▸ Excerpted data:
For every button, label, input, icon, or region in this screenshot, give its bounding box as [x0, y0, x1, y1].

==

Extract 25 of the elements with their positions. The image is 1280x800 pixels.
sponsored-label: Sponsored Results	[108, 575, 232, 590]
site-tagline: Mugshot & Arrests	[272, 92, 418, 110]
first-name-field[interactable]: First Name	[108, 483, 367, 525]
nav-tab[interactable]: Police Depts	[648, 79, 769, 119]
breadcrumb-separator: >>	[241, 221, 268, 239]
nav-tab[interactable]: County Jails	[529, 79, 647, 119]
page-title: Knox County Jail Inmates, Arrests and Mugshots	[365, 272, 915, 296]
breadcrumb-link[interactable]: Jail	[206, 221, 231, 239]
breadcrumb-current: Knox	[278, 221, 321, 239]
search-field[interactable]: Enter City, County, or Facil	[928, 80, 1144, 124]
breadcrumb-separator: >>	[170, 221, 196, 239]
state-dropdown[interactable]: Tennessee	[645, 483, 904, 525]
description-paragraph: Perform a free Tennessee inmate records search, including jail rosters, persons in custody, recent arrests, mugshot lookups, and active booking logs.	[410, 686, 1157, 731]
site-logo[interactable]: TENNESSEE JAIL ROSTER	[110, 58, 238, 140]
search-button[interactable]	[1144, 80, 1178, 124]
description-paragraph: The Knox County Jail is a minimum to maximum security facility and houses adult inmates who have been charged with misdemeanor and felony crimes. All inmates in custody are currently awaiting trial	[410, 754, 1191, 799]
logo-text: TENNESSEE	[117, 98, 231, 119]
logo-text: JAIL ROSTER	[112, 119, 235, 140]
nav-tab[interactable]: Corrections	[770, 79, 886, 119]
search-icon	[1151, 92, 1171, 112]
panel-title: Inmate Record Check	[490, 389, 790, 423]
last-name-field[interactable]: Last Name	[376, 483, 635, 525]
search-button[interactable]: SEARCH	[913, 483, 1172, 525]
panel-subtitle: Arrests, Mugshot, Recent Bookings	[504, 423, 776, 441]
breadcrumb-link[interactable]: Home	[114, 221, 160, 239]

▸ To be done:
Retype the data between the line holding "Extract 25 of" and the line holding "483, 367, 525]", inclusive, without any changes.

▸ Answer to this problem:
Extract 25 of the elements with their positions. The image is 1280x800 pixels.
sponsored-label: Sponsored Results	[108, 575, 232, 590]
site-tagline: Mugshot & Arrests	[272, 92, 418, 110]
first-name-field[interactable]: First Name	[108, 483, 367, 525]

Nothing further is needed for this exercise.